### DO THIS
Reproduce every line from the start of the records through the line containing "left-tick-label: 0.01000 xyxy=(4,373,45,384)", inclusive, without changing anything.

### RECORDS PROVIDED
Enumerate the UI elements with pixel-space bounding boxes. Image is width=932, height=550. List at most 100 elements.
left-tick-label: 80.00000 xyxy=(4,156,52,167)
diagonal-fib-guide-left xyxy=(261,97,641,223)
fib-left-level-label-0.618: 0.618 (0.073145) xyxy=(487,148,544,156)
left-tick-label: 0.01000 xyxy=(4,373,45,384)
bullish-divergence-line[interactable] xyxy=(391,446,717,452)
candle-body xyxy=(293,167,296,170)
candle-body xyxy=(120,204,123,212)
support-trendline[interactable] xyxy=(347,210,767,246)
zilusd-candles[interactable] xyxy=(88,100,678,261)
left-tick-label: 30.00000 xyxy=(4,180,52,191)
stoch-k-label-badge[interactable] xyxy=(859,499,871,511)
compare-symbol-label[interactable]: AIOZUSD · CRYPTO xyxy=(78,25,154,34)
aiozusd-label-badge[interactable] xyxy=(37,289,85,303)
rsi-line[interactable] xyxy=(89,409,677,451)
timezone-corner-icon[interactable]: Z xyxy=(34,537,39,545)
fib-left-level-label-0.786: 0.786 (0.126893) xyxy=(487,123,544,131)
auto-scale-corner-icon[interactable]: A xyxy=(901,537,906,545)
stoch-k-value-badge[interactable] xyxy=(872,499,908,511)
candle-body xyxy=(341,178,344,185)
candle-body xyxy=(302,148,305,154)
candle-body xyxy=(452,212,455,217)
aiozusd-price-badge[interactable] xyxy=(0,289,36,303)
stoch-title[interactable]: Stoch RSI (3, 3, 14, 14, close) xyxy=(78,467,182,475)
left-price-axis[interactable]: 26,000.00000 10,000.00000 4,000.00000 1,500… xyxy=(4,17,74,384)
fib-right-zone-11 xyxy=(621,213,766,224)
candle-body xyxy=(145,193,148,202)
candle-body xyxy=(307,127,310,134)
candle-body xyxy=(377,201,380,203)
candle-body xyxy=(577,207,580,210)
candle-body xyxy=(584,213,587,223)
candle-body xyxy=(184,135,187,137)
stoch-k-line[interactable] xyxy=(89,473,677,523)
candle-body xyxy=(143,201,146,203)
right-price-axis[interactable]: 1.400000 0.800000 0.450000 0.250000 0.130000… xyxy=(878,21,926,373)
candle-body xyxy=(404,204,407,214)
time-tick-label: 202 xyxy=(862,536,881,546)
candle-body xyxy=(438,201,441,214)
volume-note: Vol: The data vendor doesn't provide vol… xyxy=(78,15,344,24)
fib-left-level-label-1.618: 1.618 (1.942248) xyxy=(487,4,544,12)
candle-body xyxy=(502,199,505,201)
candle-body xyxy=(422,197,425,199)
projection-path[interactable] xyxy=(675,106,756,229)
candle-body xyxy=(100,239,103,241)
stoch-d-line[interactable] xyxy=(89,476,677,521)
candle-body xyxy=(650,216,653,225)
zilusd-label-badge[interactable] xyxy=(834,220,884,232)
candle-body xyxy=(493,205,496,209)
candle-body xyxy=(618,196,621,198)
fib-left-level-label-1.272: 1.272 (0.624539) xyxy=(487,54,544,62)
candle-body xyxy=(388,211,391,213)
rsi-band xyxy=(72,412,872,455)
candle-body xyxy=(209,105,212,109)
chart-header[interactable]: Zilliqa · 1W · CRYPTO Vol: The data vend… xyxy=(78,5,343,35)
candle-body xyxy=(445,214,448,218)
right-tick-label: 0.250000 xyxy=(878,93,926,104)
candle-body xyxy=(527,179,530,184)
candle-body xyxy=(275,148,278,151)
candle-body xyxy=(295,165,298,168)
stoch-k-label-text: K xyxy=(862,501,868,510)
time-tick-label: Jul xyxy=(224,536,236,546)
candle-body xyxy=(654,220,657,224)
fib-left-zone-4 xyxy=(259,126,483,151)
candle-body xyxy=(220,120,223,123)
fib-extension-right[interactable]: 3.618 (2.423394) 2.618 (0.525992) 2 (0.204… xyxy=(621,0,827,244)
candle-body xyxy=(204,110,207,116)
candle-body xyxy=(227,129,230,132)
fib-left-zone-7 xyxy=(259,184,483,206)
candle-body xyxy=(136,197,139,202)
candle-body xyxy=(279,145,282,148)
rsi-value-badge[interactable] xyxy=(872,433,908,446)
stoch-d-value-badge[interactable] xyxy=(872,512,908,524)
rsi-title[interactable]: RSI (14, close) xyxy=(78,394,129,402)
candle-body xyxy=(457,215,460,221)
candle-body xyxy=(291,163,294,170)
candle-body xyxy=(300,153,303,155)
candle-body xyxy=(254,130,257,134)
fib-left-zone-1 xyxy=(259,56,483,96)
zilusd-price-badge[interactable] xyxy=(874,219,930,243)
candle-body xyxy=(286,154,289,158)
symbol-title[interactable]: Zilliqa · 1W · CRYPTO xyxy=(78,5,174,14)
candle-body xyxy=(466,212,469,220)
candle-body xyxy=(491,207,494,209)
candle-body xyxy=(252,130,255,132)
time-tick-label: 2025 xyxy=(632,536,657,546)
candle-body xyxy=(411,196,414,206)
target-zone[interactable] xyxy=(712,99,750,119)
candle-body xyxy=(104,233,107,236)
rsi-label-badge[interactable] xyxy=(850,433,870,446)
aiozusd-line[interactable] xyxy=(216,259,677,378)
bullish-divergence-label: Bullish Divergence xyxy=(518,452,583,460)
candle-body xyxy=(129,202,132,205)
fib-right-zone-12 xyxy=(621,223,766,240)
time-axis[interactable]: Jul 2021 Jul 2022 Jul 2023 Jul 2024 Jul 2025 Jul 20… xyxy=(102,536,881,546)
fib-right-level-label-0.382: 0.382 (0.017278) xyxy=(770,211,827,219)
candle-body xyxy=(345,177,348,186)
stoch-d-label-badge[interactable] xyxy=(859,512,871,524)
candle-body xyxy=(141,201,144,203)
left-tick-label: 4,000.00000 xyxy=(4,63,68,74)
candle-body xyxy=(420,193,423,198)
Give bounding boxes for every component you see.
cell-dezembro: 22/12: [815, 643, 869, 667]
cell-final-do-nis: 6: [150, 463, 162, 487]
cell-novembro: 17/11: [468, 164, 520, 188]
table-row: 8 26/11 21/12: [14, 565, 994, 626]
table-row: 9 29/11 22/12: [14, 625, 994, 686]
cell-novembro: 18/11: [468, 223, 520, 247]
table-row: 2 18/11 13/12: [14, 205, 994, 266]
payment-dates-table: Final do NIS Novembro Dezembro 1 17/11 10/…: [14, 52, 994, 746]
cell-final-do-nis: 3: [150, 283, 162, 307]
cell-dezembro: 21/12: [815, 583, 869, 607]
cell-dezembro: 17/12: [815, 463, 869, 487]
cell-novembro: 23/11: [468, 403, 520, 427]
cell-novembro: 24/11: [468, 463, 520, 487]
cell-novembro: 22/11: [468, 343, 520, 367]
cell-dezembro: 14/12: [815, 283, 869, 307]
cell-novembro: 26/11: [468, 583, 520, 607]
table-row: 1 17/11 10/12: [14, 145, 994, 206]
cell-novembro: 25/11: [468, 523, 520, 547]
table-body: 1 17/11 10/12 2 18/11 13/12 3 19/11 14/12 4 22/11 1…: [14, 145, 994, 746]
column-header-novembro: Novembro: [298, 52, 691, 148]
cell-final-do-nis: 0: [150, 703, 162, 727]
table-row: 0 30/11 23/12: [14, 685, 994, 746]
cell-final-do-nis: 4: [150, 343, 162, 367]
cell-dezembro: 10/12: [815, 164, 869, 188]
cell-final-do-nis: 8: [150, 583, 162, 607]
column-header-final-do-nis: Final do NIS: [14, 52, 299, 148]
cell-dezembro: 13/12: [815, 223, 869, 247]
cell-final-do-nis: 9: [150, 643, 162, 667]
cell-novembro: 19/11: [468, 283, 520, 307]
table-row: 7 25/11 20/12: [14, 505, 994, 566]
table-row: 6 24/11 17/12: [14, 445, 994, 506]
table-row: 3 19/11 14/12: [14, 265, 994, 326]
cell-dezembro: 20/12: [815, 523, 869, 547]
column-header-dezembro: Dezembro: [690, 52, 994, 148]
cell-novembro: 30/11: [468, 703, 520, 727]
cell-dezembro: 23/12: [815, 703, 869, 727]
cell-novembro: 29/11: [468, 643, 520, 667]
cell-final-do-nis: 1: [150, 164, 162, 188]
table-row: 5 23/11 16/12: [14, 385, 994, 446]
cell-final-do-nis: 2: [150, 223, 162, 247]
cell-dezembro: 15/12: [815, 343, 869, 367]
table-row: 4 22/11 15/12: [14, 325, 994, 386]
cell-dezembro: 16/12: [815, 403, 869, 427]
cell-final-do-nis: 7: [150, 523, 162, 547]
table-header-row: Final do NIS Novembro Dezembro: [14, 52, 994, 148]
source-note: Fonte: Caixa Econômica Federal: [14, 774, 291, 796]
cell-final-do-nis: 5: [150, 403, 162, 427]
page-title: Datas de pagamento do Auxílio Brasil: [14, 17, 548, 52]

### REPLY
Enumerate the UI elements with pixel-space bounding boxes. Image is width=932, height=550. List at most 100 elements.
left-tick-label: 80.00000 xyxy=(4,156,52,167)
diagonal-fib-guide-left xyxy=(261,97,641,223)
fib-left-level-label-0.618: 0.618 (0.073145) xyxy=(487,148,544,156)
left-tick-label: 0.01000 xyxy=(4,373,45,384)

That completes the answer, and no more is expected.